— PAGE —
<<<<
Bless him, you should have let him wonder for a while longer


----------



## Sara_H (2 Nov 2013)

Puddles said:


> Bless him, you should have let him wonder for a while longer


Well, I did actually initially claim I was pregnant, but since he'd been sent to the shop for diclofenac supplies only a few days earlier he was immediately suspicious.


----------



## Crackle (2 Nov 2013)

Sara_H said:


> OH was a bit puzzled about the purchase since none of our current children will fit in it and he has had a minor surgical procedure that should prevent the need for baby trailers! He's very relieved to learn it's being fettletd into a cargo/dog trailer!


You are not going to get a 40kg Labrador in that!


----------



## Sara_H (2 Nov 2013)

Crackle said:


> You are not going to get a 40kg Labrador in that!


LOL! You're right! It's my Mums very elderly cavalier king charles spaniel that 'll be getting a ride! The idiot Labrador can use his own four paws!


----------



## _aD (3 Nov 2013)

Stress testing my trailer. Why are you looking at me like that? Mum said she needed some sand, so I got some for her.

I managed the two and a half miles with 100kg including an almost-impossible climb. The trailer survived unscathed but I won't be trying it again!


----------



## GaryA (4 Nov 2013)

Here's mine with young 'un waiting for Tyne ferry for trip to Whitley bay...yes he's a big lad and yes its hard work this will be the last year using it
Revolution trailer bike; no complaints apart from some free play from new in hitch-probably inevitable.
>>>>
— RECORDS SHOWN —
<<<<
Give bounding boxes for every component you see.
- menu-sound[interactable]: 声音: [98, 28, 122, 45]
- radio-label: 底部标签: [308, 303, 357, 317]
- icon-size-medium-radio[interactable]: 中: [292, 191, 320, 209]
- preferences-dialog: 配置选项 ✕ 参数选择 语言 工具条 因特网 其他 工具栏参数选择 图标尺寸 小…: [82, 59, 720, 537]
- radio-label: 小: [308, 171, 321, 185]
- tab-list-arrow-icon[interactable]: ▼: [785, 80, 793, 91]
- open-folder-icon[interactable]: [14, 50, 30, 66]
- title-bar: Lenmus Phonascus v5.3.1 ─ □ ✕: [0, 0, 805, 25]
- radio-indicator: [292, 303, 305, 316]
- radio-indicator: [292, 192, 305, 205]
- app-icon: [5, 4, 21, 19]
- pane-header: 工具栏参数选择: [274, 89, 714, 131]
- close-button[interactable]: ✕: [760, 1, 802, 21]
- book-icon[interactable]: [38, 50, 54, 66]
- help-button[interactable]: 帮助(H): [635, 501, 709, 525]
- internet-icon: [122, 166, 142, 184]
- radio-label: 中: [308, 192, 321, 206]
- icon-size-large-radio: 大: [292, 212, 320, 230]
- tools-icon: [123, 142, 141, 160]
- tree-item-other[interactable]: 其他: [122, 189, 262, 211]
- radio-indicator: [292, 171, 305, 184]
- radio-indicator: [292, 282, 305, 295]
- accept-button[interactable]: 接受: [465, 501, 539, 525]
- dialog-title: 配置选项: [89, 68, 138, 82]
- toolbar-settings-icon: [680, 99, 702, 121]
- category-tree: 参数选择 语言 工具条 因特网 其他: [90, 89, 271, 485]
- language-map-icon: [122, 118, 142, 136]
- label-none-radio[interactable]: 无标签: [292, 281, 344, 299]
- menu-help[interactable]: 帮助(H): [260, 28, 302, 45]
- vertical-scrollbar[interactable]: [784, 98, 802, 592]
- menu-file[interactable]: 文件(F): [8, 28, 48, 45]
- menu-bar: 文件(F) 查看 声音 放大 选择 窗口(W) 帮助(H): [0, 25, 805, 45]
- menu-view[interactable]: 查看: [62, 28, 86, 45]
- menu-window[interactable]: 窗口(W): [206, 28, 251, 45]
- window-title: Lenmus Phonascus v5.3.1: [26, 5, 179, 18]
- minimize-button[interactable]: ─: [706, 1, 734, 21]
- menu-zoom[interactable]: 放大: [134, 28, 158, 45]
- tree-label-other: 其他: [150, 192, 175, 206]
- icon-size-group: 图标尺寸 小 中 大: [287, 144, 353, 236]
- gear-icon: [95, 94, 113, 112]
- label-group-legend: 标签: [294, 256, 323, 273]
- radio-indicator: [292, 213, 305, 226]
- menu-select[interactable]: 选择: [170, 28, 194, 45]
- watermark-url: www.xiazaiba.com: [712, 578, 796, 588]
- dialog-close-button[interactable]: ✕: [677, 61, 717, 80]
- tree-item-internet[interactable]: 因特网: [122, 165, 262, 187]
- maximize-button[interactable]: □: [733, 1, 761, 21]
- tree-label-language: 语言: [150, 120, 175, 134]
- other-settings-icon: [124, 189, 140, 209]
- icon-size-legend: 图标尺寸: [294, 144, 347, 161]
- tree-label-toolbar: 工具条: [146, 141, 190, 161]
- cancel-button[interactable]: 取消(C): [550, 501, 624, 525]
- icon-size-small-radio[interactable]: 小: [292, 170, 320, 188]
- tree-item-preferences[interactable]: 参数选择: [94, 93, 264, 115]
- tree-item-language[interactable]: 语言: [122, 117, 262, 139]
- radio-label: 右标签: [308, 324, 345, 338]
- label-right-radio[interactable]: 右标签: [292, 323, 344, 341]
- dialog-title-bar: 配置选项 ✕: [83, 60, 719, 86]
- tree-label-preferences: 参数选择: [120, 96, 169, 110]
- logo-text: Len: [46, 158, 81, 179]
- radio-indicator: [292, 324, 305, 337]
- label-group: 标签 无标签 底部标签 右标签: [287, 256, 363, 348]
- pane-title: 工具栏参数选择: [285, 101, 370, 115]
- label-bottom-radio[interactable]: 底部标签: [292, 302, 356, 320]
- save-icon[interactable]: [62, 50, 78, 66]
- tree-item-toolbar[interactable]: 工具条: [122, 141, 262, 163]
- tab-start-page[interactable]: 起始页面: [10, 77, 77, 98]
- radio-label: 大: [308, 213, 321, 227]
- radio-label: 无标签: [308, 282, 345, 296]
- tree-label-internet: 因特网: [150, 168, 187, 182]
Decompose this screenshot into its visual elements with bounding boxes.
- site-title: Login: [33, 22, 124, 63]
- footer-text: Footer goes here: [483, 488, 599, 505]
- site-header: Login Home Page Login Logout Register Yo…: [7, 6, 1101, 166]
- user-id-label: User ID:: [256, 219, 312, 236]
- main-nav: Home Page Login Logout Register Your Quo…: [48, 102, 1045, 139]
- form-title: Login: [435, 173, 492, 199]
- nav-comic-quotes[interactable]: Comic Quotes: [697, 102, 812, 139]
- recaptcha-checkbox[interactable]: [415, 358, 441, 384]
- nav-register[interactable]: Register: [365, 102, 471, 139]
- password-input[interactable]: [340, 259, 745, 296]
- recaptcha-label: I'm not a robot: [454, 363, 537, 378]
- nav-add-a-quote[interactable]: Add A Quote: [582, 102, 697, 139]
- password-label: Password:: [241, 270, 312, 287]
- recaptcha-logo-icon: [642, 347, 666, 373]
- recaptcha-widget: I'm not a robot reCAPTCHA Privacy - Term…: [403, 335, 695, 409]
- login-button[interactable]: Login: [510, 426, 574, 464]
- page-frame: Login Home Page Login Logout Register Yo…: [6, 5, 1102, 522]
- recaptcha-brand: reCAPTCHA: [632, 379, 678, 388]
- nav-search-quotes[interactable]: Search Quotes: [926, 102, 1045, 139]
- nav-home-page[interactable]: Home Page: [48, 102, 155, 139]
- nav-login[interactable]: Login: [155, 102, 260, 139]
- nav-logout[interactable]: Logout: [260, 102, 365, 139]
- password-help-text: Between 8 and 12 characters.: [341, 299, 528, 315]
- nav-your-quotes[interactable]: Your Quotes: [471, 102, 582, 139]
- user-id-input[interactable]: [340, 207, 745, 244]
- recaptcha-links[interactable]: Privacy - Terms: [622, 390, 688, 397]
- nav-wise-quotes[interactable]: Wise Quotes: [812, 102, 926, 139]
>>>>
— STATED PROBLEM 1 —
Please write out the passage of the bike trailer thread that begins at the words "## GaryA (4" and stops after "in hitch-probably inevitable.".
— STATED PROBLEM 2 —
Continue the bike trailer thread from its final post onward.

— WRITTEN ANSWER 1 —
## GaryA (4 Nov 2013)

Here's mine with young 'un waiting for Tyne ferry for trip to Whitley bay...yes he's a big lad and yes its hard work this will be the last year using it
Revolution trailer bike; no complaints apart from some free play from new in hitch-probably inevitable.

— WRITTEN ANSWER 2 —
His solo bike accident bump from the week before before


----------



## Psycolist (4 Nov 2013)

THE BEST TRAILER I'VE SEEN YET !


----------



## wisdom (21 Nov 2013)

Got this from a great guy on cc ready for the summer and my granddaughter


----------



## Pico Triano (15 Dec 2013)

This trailer still exists. We had a bell trailer for my daughter at one point. Before that I built a big wooden trailer that my oldest son rode in. I'd have to scan that one in from our album. A very old picture. Frighten contraption. Built it with a handsaw and a second hand drill my father-in-law gave me. I'll try to post it at some point.


----------



## middleagecyclist (3 Apr 2014)

First serious ride of the hack bike paired with a new £40.00 ebay trailer. Loaded with at least 60kg of manure it handled quite well but i think i need to add a prop stand. Next for the big weekly shop (after i've hosed it down!)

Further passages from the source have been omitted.